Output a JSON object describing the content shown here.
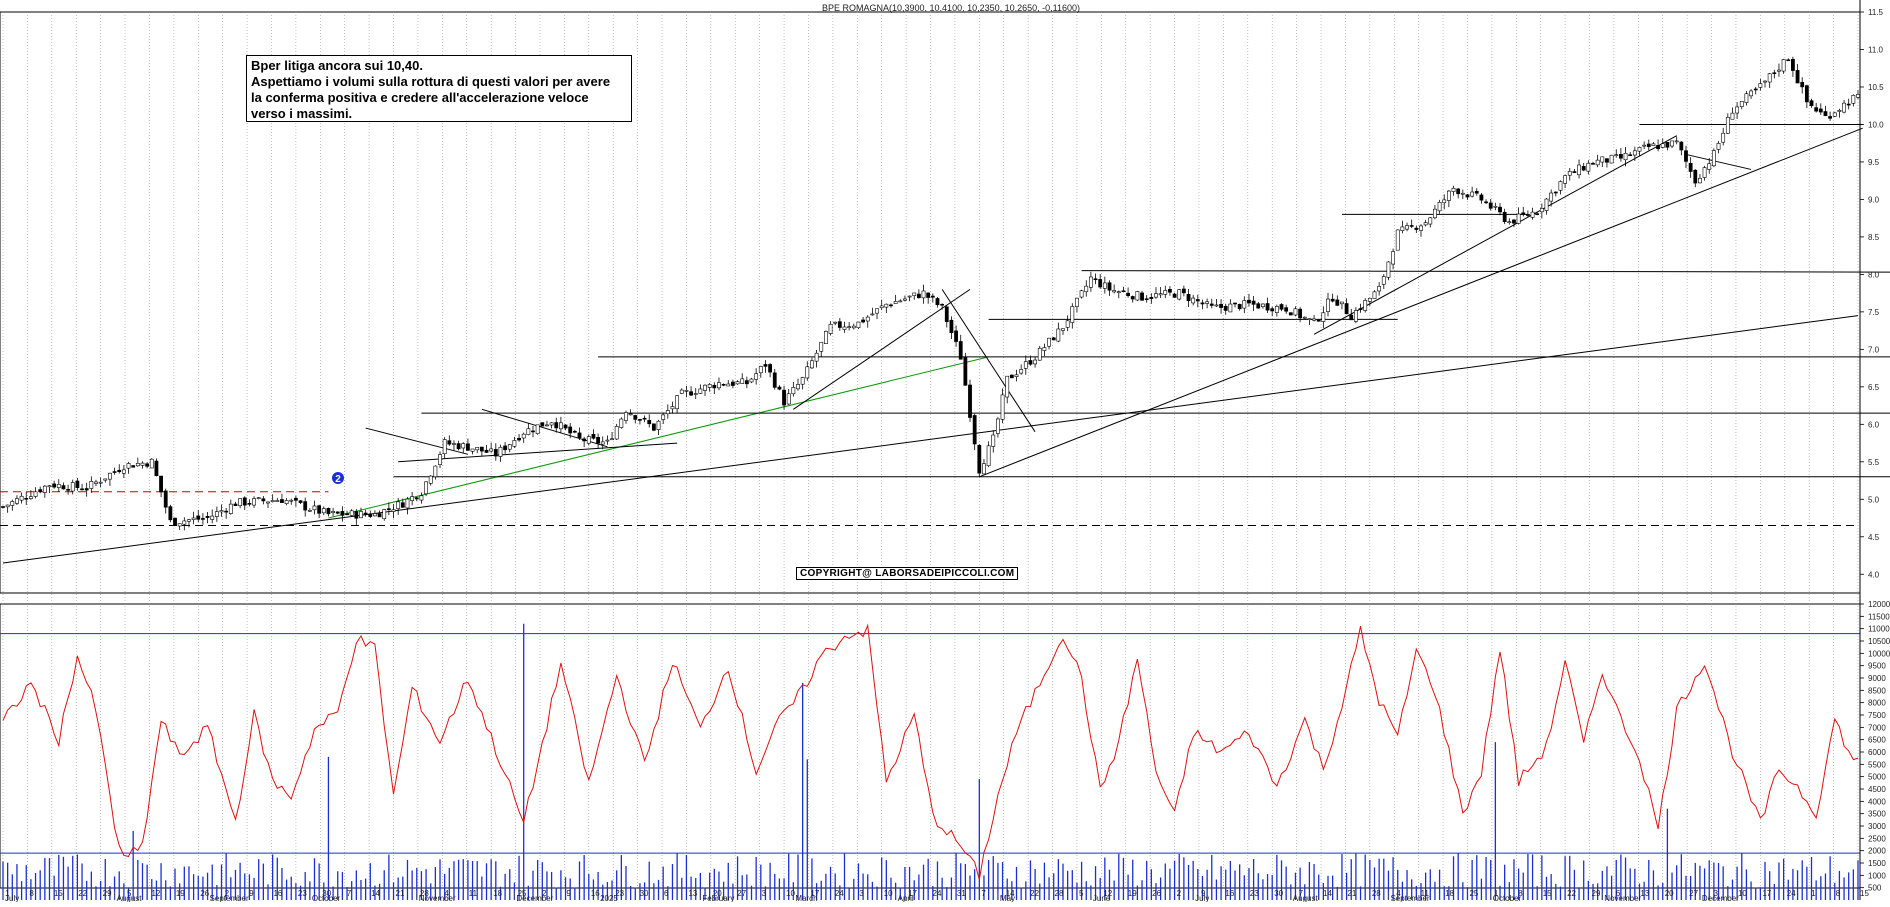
{
  "chart_data": [
    {
      "type": "candlestick",
      "title": "BPE ROMAGNA(10,3900, 10,4100, 10,2350, 10,2650, -0,11600)",
      "ylim": [
        3.75,
        11.5
      ],
      "y_ticks": [
        "4.0",
        "4.5",
        "5.0",
        "5.5",
        "6.0",
        "6.5",
        "7.0",
        "7.5",
        "8.0",
        "8.5",
        "9.0",
        "9.5",
        "10.0",
        "10.5",
        "11.0",
        "11.5"
      ],
      "annotation": [
        "Bper litiga ancora sui 10,40.",
        "Aspettiamo i volumi sulla rottura di questi valori per avere",
        "la conferma positiva e credere all'accelerazione veloce",
        "verso i massimi."
      ],
      "copyright": "COPYRIGHT@ LABORSADEIPICCOLI.COM",
      "marker_label": "2",
      "price_path": [
        [
          0,
          4.9
        ],
        [
          10,
          5.2
        ],
        [
          18,
          5.15
        ],
        [
          26,
          5.45
        ],
        [
          32,
          5.5
        ],
        [
          36,
          4.7
        ],
        [
          44,
          4.75
        ],
        [
          50,
          4.95
        ],
        [
          60,
          5.0
        ],
        [
          70,
          4.8
        ],
        [
          80,
          4.8
        ],
        [
          86,
          4.95
        ],
        [
          90,
          5.1
        ],
        [
          95,
          5.75
        ],
        [
          100,
          5.7
        ],
        [
          106,
          5.6
        ],
        [
          112,
          5.9
        ],
        [
          118,
          6.05
        ],
        [
          124,
          5.8
        ],
        [
          130,
          5.75
        ],
        [
          134,
          6.2
        ],
        [
          140,
          5.95
        ],
        [
          146,
          6.4
        ],
        [
          154,
          6.55
        ],
        [
          160,
          6.55
        ],
        [
          164,
          6.8
        ],
        [
          168,
          6.3
        ],
        [
          172,
          6.6
        ],
        [
          178,
          7.3
        ],
        [
          184,
          7.35
        ],
        [
          190,
          7.6
        ],
        [
          198,
          7.75
        ],
        [
          202,
          7.55
        ],
        [
          206,
          6.9
        ],
        [
          210,
          5.4
        ],
        [
          213,
          5.8
        ],
        [
          216,
          6.6
        ],
        [
          222,
          6.9
        ],
        [
          228,
          7.3
        ],
        [
          234,
          7.95
        ],
        [
          238,
          7.8
        ],
        [
          245,
          7.7
        ],
        [
          253,
          7.75
        ],
        [
          260,
          7.55
        ],
        [
          268,
          7.6
        ],
        [
          276,
          7.55
        ],
        [
          282,
          7.35
        ],
        [
          286,
          7.7
        ],
        [
          290,
          7.45
        ],
        [
          296,
          7.8
        ],
        [
          300,
          8.55
        ],
        [
          306,
          8.7
        ],
        [
          312,
          9.15
        ],
        [
          318,
          9.0
        ],
        [
          324,
          8.7
        ],
        [
          330,
          8.85
        ],
        [
          336,
          9.3
        ],
        [
          342,
          9.5
        ],
        [
          348,
          9.55
        ],
        [
          354,
          9.7
        ],
        [
          360,
          9.75
        ],
        [
          364,
          9.25
        ],
        [
          368,
          9.6
        ],
        [
          372,
          10.2
        ],
        [
          378,
          10.5
        ],
        [
          384,
          10.9
        ],
        [
          388,
          10.3
        ],
        [
          392,
          10.1
        ],
        [
          398,
          10.35
        ]
      ],
      "trend_lines": [
        {
          "from": [
            0,
            4.15
          ],
          "to": [
            399,
            7.45
          ]
        },
        {
          "from": [
            70,
            4.75
          ],
          "to": [
            212,
            6.9
          ],
          "color": "#0a9a0a"
        },
        {
          "from": [
            84,
            5.3
          ],
          "to": [
            408,
            5.3
          ]
        },
        {
          "from": [
            90,
            6.15
          ],
          "to": [
            408,
            6.15
          ]
        },
        {
          "from": [
            128,
            6.9
          ],
          "to": [
            408,
            6.9
          ]
        },
        {
          "from": [
            212,
            7.4
          ],
          "to": [
            300,
            7.4
          ]
        },
        {
          "from": [
            232,
            8.05
          ],
          "to": [
            408,
            8.03
          ]
        },
        {
          "from": [
            288,
            8.8
          ],
          "to": [
            328,
            8.8
          ]
        },
        {
          "from": [
            352,
            10.0
          ],
          "to": [
            400,
            10.0
          ]
        },
        {
          "from": [
            210,
            5.3
          ],
          "to": [
            400,
            9.95
          ]
        },
        {
          "from": [
            282,
            7.2
          ],
          "to": [
            360,
            9.85
          ]
        },
        {
          "from": [
            170,
            6.2
          ],
          "to": [
            208,
            7.8
          ]
        },
        {
          "from": [
            202,
            7.8
          ],
          "to": [
            222,
            5.9
          ]
        },
        {
          "from": [
            78,
            5.95
          ],
          "to": [
            100,
            5.6
          ]
        },
        {
          "from": [
            103,
            6.2
          ],
          "to": [
            130,
            5.7
          ]
        },
        {
          "from": [
            85,
            5.5
          ],
          "to": [
            145,
            5.75
          ]
        },
        {
          "from": [
            362,
            9.6
          ],
          "to": [
            376,
            9.4
          ]
        }
      ],
      "dashed_lines": [
        {
          "y": 4.65,
          "color": "#000000"
        },
        {
          "y": 5.1,
          "color": "#cc0000",
          "to": 70
        }
      ]
    },
    {
      "type": "bar",
      "title": "",
      "ylim": [
        0,
        12000
      ],
      "y_ticks": [
        "500",
        "1000",
        "1500",
        "2000",
        "2500",
        "3000",
        "3500",
        "4000",
        "4500",
        "5000",
        "5500",
        "6000",
        "6500",
        "7000",
        "7500",
        "8000",
        "8500",
        "9000",
        "9500",
        "10000",
        "10500",
        "11000",
        "11500",
        "12000"
      ],
      "reference_lines": [
        10800,
        1900
      ],
      "volume_spikes": [
        [
          28,
          2800
        ],
        [
          70,
          5800
        ],
        [
          112,
          11200
        ],
        [
          172,
          8800
        ],
        [
          173,
          5700
        ],
        [
          210,
          4900
        ],
        [
          321,
          6400
        ],
        [
          358,
          3700
        ]
      ],
      "oscillator_path": [
        [
          0,
          7200
        ],
        [
          6,
          8800
        ],
        [
          12,
          6500
        ],
        [
          16,
          9900
        ],
        [
          20,
          7700
        ],
        [
          24,
          3000
        ],
        [
          26,
          1600
        ],
        [
          30,
          2200
        ],
        [
          34,
          7300
        ],
        [
          38,
          5800
        ],
        [
          44,
          7000
        ],
        [
          50,
          3200
        ],
        [
          54,
          7500
        ],
        [
          58,
          4800
        ],
        [
          62,
          4200
        ],
        [
          67,
          6900
        ],
        [
          72,
          7600
        ],
        [
          76,
          10600
        ],
        [
          80,
          10200
        ],
        [
          84,
          4200
        ],
        [
          88,
          8600
        ],
        [
          94,
          6400
        ],
        [
          100,
          9000
        ],
        [
          106,
          6100
        ],
        [
          112,
          3100
        ],
        [
          116,
          6300
        ],
        [
          120,
          9600
        ],
        [
          126,
          4700
        ],
        [
          132,
          9100
        ],
        [
          138,
          5500
        ],
        [
          144,
          9700
        ],
        [
          150,
          6900
        ],
        [
          156,
          9500
        ],
        [
          162,
          5200
        ],
        [
          166,
          7000
        ],
        [
          172,
          8500
        ],
        [
          176,
          9900
        ],
        [
          182,
          10800
        ],
        [
          186,
          10900
        ],
        [
          190,
          4800
        ],
        [
          196,
          7500
        ],
        [
          200,
          3400
        ],
        [
          206,
          2200
        ],
        [
          210,
          1000
        ],
        [
          214,
          4200
        ],
        [
          218,
          6800
        ],
        [
          224,
          9200
        ],
        [
          228,
          10800
        ],
        [
          232,
          9000
        ],
        [
          236,
          4400
        ],
        [
          240,
          6400
        ],
        [
          244,
          9800
        ],
        [
          248,
          5200
        ],
        [
          252,
          3400
        ],
        [
          256,
          6800
        ],
        [
          262,
          6000
        ],
        [
          268,
          6800
        ],
        [
          274,
          4600
        ],
        [
          280,
          7300
        ],
        [
          284,
          5300
        ],
        [
          288,
          7900
        ],
        [
          292,
          10900
        ],
        [
          296,
          8100
        ],
        [
          300,
          6600
        ],
        [
          304,
          10100
        ],
        [
          308,
          8500
        ],
        [
          314,
          3500
        ],
        [
          318,
          5200
        ],
        [
          322,
          10200
        ],
        [
          326,
          4800
        ],
        [
          332,
          6200
        ],
        [
          336,
          9700
        ],
        [
          340,
          6300
        ],
        [
          344,
          9300
        ],
        [
          348,
          7300
        ],
        [
          352,
          5800
        ],
        [
          356,
          2900
        ],
        [
          360,
          7700
        ],
        [
          366,
          9700
        ],
        [
          372,
          6000
        ],
        [
          378,
          3100
        ],
        [
          382,
          5300
        ],
        [
          386,
          4600
        ],
        [
          390,
          3500
        ],
        [
          394,
          7300
        ],
        [
          398,
          5600
        ]
      ]
    }
  ],
  "x_axis": {
    "day_labels": [
      "1",
      "8",
      "15",
      "22",
      "29",
      "5",
      "12",
      "19",
      "26",
      "2",
      "9",
      "16",
      "23",
      "30",
      "7",
      "14",
      "21",
      "28",
      "4",
      "11",
      "18",
      "25",
      "2",
      "9",
      "16",
      "23",
      "30",
      "6",
      "13",
      "20",
      "27",
      "3",
      "10",
      "17",
      "24",
      "3",
      "10",
      "17",
      "24",
      "31",
      "7",
      "14",
      "22",
      "28",
      "5",
      "12",
      "19",
      "26",
      "2",
      "9",
      "16",
      "23",
      "30",
      "7",
      "14",
      "21",
      "28",
      "4",
      "11",
      "18",
      "25",
      "1",
      "8",
      "15",
      "22",
      "29",
      "6",
      "13",
      "20",
      "27",
      "3",
      "10",
      "17",
      "24",
      "1",
      "8",
      "15"
    ],
    "month_labels": [
      "July",
      "August",
      "September",
      "October",
      "November",
      "December",
      "2025",
      "February",
      "March",
      "April",
      "May",
      "June",
      "July",
      "August",
      "September",
      "October",
      "November",
      "December"
    ],
    "month_positions": [
      0,
      24,
      44,
      66,
      89,
      110,
      128,
      150,
      170,
      192,
      214,
      234,
      256,
      277,
      298,
      320,
      344,
      365
    ]
  }
}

·····

» **What to work on**
Tally the lines of the records holding the word "color", then give only the resulting number.

» **Problem solution**
3